* Begin Input *

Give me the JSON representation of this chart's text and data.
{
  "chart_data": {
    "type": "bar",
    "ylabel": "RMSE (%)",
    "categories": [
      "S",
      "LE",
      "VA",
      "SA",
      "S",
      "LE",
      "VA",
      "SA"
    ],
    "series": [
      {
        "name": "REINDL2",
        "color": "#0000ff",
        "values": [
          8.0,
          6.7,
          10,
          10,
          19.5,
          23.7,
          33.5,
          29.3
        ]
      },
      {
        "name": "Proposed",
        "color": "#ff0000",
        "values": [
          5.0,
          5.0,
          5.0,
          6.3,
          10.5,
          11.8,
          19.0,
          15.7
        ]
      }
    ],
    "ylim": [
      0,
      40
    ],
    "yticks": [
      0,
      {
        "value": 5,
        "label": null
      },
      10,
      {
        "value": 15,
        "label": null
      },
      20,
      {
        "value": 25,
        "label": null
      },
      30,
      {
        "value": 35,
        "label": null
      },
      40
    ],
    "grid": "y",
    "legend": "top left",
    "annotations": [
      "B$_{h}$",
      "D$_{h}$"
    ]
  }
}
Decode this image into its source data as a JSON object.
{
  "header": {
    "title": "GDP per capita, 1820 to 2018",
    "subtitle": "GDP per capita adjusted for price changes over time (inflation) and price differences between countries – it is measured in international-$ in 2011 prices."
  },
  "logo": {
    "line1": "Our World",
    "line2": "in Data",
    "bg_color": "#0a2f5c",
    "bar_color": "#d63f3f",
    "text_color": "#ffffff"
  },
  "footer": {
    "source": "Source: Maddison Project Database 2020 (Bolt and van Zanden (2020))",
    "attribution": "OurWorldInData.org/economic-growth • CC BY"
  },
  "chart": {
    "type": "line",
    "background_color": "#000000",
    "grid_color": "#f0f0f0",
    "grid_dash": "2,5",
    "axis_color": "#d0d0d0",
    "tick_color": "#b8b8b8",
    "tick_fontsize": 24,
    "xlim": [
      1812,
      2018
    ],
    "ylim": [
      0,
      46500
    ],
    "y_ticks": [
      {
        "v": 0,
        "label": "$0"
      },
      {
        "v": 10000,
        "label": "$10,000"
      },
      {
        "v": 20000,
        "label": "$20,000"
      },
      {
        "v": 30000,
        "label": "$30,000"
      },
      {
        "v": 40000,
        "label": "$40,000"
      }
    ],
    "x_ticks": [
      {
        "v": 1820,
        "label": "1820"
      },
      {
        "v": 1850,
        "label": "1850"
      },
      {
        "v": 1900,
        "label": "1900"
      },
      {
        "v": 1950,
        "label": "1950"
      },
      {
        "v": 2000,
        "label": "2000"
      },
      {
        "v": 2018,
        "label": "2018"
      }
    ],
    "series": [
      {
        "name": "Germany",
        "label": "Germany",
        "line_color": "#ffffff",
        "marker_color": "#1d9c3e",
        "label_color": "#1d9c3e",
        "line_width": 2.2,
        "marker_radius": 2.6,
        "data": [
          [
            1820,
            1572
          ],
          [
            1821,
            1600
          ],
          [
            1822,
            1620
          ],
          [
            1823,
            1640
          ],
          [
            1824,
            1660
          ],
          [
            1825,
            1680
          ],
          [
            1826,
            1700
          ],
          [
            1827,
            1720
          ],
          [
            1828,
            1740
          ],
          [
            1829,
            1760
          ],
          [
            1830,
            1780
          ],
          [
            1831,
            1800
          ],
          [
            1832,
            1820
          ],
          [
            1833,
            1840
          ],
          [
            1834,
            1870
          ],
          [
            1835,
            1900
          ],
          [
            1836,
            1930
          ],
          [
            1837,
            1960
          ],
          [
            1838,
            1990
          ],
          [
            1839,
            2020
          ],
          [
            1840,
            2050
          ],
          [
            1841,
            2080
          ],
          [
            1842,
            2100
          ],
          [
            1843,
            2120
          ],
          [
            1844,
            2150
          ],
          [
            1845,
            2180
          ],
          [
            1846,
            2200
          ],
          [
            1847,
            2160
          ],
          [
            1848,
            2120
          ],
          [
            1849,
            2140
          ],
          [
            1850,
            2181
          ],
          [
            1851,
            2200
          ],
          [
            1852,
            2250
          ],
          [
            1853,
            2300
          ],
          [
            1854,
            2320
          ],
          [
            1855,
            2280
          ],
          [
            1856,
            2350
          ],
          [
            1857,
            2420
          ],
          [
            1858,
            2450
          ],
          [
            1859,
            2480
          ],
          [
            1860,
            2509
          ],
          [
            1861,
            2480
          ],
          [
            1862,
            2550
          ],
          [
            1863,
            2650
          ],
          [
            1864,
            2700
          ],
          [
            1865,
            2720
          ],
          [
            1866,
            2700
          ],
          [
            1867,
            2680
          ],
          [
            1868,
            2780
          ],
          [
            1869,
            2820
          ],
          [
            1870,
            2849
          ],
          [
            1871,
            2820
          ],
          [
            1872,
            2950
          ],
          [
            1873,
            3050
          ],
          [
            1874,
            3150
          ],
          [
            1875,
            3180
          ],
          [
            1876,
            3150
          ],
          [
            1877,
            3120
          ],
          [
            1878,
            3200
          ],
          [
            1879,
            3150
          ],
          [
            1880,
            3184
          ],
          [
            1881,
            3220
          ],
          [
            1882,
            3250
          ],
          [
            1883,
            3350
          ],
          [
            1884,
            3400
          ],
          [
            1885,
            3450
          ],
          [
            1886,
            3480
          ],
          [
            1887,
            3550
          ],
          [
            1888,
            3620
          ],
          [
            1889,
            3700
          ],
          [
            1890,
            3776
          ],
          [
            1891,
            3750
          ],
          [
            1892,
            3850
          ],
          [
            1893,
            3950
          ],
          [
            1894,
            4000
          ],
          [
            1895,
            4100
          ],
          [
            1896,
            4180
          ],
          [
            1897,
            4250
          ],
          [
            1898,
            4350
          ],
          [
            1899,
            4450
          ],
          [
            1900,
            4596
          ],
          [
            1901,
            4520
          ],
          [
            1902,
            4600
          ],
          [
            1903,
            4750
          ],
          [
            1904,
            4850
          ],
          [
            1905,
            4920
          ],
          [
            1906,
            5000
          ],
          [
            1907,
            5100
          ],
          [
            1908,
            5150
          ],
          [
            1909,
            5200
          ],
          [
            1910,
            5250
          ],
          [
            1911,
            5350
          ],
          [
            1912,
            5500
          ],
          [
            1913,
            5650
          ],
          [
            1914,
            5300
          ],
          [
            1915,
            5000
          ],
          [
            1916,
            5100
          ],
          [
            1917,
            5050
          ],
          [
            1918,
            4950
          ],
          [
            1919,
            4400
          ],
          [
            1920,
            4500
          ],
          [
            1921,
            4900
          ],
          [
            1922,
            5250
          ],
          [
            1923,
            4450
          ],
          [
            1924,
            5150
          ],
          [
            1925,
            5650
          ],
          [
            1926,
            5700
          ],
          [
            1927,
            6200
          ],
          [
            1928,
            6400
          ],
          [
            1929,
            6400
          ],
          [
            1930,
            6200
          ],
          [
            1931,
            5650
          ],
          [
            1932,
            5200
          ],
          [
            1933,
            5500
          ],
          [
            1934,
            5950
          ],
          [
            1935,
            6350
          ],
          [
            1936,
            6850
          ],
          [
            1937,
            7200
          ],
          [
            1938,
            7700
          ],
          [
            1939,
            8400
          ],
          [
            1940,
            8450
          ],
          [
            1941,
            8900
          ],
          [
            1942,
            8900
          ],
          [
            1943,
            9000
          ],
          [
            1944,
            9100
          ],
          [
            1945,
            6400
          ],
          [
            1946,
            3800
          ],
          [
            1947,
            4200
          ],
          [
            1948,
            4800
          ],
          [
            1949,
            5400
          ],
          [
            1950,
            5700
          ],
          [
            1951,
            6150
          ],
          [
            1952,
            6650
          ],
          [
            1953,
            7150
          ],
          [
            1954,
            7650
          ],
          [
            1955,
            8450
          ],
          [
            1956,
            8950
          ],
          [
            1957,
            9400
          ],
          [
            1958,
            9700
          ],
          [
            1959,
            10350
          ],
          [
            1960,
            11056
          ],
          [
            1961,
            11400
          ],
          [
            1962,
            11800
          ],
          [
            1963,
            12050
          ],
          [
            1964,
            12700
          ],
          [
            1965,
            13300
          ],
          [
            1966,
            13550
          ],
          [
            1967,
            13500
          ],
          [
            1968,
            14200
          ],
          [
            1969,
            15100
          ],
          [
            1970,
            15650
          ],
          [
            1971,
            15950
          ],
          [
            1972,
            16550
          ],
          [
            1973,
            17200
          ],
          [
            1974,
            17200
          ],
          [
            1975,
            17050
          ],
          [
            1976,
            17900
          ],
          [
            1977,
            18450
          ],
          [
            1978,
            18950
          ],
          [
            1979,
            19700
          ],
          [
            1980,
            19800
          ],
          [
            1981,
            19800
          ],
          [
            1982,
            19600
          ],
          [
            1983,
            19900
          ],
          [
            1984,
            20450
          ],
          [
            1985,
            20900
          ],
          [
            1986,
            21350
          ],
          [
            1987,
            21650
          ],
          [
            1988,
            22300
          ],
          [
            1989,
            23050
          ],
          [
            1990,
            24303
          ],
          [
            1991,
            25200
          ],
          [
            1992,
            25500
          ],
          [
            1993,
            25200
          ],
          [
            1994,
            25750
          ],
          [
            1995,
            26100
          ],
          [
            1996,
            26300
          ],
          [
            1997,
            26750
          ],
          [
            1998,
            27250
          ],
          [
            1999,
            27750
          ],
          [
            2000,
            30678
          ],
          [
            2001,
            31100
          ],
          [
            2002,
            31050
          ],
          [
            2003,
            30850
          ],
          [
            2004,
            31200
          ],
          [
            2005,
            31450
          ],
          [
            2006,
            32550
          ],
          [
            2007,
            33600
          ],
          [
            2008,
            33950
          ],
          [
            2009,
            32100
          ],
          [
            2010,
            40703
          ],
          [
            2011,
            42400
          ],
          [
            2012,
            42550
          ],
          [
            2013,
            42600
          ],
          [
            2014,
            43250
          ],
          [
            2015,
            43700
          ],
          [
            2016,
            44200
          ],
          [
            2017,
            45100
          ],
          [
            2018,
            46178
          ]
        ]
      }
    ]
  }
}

* End Input *

Set task: Copy all lines from the data that hold the word "ffffff".

Solution for this problem:
    "text_color": "#ffffff"
        "line_color": "#ffffff",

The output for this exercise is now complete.